BRANO DI TESTO
*-*-*
Ora Gino Castaldo si presenta da esordiente sulla scena letteraria con un romanzo intenso e trascinante. Il ragazzo del secolo o della rivoluzione perduta è insieme un romanzo di formazione, un romanzo generazionale, un memoir che ripercorre vicende private che ben presto diventano pubbliche sullo sfondo della storia d’Italia negli anni cruciali tra boom economico, contestazione, riflusso. D’altra parte, non bastassero titolo e sottotitolo, soccorrono le tre parti in cui si articola la narrazione: l’infanzia e la prima adolescenza sotto il titolo “Ce n’est qu’un début”, gli anni immediatamente successivi al ’68 in “Il pane e le rose”, dal ’77 al riflusso con “Alors on danse”.

Collante di tutte le vicende è la musica, musica ascoltata sui dischi, inseguita di concerto in concerto, scritta sulle pagine di riviste e giornali, vissuta in ogni momento della vita. Musica come linguaggio globale che accompagna, commenta, suscita, critica, contraddice, sottolinea movimenti e fasi della vita collettiva e individuale. Per chi è coetaneo o di poco più giovane dell’autore e del suo protagonista, suona commovente ritrovare artisti, concerti, tournée di quegli anni che si sono davvero fissati come boe, pietre d’inciampo, snodi di memoria: da Piazza Navona riempita di surrealtà da Gong, Henry Cow e Robert Wyatt, in concerto per la liberalizzazione delle droghe leggere, all’assalto al palco del concerto di Lou Reed (peggio a Milano che a Roma, quella volta), fino alla scoperta “live” di Sun Ra e di Charlie Mingus, e poi l’approdo del pubblico del rock a Umbria Jazz, per non dire del rito musicale, esistenziale e politico insieme dei Festival di Re Nudo, nati come utopia realizzata e finiti in rissa e paranoia… la musica non è neanche “la colonna sonora” di quegli anni, è proprio e davvero lo scheletro che tiene insieme tutto quel che rende “formidabili” quegli anni.
*-*-*
DATI ESTRATTI
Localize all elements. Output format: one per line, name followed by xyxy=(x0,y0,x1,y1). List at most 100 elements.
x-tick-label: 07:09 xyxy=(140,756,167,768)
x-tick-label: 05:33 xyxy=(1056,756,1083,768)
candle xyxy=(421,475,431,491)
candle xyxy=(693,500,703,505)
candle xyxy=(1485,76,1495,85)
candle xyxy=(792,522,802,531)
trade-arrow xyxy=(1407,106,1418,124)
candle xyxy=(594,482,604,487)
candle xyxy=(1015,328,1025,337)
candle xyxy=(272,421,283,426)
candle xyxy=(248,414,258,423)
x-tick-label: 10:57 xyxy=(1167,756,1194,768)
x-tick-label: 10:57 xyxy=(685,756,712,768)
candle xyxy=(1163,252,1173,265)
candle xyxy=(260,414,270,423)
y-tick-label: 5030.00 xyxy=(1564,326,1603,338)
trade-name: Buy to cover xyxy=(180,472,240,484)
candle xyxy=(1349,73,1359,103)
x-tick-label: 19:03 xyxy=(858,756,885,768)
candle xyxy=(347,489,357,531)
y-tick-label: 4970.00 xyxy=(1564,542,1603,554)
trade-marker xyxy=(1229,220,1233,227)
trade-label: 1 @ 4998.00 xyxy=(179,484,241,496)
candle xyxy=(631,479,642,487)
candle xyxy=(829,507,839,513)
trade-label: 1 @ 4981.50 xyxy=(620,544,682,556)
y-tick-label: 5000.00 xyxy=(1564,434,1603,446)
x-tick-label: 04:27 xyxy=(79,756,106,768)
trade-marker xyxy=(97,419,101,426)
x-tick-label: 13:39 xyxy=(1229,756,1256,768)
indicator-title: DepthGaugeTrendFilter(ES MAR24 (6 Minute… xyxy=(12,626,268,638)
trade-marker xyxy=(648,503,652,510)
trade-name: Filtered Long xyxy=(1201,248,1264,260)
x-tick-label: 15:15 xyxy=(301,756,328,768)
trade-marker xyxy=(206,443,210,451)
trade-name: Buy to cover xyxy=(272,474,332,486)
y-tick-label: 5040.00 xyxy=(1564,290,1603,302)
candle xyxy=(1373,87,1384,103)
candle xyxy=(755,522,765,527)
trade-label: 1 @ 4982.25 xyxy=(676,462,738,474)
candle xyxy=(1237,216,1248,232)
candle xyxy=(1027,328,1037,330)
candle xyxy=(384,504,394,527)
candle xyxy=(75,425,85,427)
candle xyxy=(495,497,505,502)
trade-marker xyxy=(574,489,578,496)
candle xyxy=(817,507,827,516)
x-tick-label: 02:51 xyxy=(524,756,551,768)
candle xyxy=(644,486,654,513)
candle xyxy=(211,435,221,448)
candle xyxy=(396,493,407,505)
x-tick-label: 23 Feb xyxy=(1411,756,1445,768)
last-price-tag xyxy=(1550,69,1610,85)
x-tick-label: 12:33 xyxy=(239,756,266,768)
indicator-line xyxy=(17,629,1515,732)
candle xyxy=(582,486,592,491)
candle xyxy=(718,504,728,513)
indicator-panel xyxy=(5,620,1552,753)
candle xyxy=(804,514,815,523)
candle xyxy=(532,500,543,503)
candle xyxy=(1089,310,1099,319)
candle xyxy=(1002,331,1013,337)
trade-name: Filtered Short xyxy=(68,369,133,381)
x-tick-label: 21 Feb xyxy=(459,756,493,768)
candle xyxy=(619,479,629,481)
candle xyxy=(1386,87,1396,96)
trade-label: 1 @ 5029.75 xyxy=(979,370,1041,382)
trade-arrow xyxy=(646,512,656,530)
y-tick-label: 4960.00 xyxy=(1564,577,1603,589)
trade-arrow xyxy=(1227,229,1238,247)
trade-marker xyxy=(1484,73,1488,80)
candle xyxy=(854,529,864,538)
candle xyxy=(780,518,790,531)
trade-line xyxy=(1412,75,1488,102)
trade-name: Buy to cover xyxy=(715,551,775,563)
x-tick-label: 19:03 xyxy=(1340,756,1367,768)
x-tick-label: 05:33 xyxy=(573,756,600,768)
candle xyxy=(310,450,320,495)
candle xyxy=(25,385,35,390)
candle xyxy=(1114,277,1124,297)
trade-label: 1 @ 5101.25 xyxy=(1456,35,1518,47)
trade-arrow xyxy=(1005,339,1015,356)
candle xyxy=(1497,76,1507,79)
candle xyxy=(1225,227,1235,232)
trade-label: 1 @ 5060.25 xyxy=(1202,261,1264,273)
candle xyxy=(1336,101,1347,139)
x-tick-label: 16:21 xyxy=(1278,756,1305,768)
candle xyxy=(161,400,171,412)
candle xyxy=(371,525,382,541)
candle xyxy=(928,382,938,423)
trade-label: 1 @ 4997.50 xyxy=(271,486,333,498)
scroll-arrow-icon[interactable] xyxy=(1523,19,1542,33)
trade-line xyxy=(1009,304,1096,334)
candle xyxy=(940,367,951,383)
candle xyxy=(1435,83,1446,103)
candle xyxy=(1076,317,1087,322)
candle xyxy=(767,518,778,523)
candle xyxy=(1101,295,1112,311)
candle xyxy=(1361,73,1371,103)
*-*-*
Indica, per favore, se ciascuna affermazione concorda con il brano sul romanzo di Gino Castaldo, rispondendo sì o no e citando esattamente le parole decisive del brano. (a) La narrazione del romanzo è divisa in tre parti. (b) Il concerto di Lou Reed andò peggio a Roma che a Milano. (c) I Festival di Re Nudo finirono in rissa e paranoia. Per rispondere basta il brano, senza consultare le righe.

SOLUZIONE DEL PROBLEMA
(a) Sì: «le tre parti in cui si articola la narrazione».
(b) No: «peggio a Milano che a Roma, quella volta».
(c) Sì: «nati come utopia realizzata e finiti in rissa e paranoia».